* Start Task material *
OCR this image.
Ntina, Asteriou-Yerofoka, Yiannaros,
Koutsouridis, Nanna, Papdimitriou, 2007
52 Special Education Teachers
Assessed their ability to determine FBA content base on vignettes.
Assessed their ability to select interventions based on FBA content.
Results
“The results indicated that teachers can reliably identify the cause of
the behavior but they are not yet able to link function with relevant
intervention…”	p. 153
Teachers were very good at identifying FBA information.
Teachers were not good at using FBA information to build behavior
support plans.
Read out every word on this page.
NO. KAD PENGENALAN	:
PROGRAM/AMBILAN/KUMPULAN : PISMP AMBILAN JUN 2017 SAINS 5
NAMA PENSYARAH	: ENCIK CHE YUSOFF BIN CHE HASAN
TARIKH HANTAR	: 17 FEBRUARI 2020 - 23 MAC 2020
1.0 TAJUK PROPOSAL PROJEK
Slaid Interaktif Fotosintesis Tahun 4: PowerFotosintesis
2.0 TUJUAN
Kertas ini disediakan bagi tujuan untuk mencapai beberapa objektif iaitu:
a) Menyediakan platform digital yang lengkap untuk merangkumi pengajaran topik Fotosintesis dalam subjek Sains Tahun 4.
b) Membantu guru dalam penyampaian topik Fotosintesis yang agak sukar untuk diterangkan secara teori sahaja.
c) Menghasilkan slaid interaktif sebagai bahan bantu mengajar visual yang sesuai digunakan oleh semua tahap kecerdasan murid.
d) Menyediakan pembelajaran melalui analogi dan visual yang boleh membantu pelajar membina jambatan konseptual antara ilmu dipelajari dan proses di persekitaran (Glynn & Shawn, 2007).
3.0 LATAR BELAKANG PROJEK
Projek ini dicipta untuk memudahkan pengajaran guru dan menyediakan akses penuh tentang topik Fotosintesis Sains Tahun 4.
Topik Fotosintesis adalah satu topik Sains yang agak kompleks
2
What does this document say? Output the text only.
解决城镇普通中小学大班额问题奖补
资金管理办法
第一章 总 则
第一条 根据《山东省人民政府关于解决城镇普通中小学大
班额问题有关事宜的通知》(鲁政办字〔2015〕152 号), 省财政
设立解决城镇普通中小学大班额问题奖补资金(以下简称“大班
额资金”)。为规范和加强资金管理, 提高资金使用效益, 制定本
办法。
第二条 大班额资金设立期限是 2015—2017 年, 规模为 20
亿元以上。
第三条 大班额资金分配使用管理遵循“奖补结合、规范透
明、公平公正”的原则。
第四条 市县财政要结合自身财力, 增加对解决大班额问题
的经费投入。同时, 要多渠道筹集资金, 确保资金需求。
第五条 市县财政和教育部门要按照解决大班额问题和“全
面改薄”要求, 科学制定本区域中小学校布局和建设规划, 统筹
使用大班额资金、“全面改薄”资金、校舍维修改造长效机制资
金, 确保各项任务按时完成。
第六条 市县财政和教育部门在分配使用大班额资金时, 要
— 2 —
* End Task material *
• _Written exercise_: Above are the records; retype every one exactly.

• _Answer_:
OCR this image.
Ntina, Asteriou-Yerofoka, Yiannaros,
Koutsouridis, Nanna, Papdimitriou, 2007
52 Special Education Teachers
Assessed their ability to determine FBA content base on vignettes.
Assessed their ability to select interventions based on FBA content.
Results
“The results indicated that teachers can reliably identify the cause of
the behavior but they are not yet able to link function with relevant
intervention…”	p. 153
Teachers were very good at identifying FBA information.
Teachers were not good at using FBA information to build behavior
support plans.
Read out every word on this page.
NO. KAD PENGENALAN	:
PROGRAM/AMBILAN/KUMPULAN : PISMP AMBILAN JUN 2017 SAINS 5
NAMA PENSYARAH	: ENCIK CHE YUSOFF BIN CHE HASAN
TARIKH HANTAR	: 17 FEBRUARI 2020 - 23 MAC 2020
1.0 TAJUK PROPOSAL PROJEK
Slaid Interaktif Fotosintesis Tahun 4: PowerFotosintesis
2.0 TUJUAN
Kertas ini disediakan bagi tujuan untuk mencapai beberapa objektif iaitu:
a) Menyediakan platform digital yang lengkap untuk merangkumi pengajaran topik Fotosintesis dalam subjek Sains Tahun 4.
b) Membantu guru dalam penyampaian topik Fotosintesis yang agak sukar untuk diterangkan secara teori sahaja.
c) Menghasilkan slaid interaktif sebagai bahan bantu mengajar visual yang sesuai digunakan oleh semua tahap kecerdasan murid.
d) Menyediakan pembelajaran melalui analogi dan visual yang boleh membantu pelajar membina jambatan konseptual antara ilmu dipelajari dan proses di persekitaran (Glynn & Shawn, 2007).
3.0 LATAR BELAKANG PROJEK
Projek ini dicipta untuk memudahkan pengajaran guru dan menyediakan akses penuh tentang topik Fotosintesis Sains Tahun 4.
Topik Fotosintesis adalah satu topik Sains yang agak kompleks
2
What does this document say? Output the text only.
解决城镇普通中小学大班额问题奖补
资金管理办法
第一章 总 则
第一条 根据《山东省人民政府关于解决城镇普通中小学大
班额问题有关事宜的通知》(鲁政办字〔2015〕152 号), 省财政
设立解决城镇普通中小学大班额问题奖补资金(以下简称“大班
额资金”)。为规范和加强资金管理, 提高资金使用效益, 制定本
办法。
第二条 大班额资金设立期限是 2015—2017 年, 规模为 20
亿元以上。
第三条 大班额资金分配使用管理遵循“奖补结合、规范透
明、公平公正”的原则。
第四条 市县财政要结合自身财力, 增加对解决大班额问题
的经费投入。同时, 要多渠道筹集资金, 确保资金需求。
第五条 市县财政和教育部门要按照解决大班额问题和“全
面改薄”要求, 科学制定本区域中小学校布局和建设规划, 统筹
使用大班额资金、“全面改薄”资金、校舍维修改造长效机制资
金, 确保各项任务按时完成。
第六条 市县财政和教育部门在分配使用大班额资金时, 要
— 2 —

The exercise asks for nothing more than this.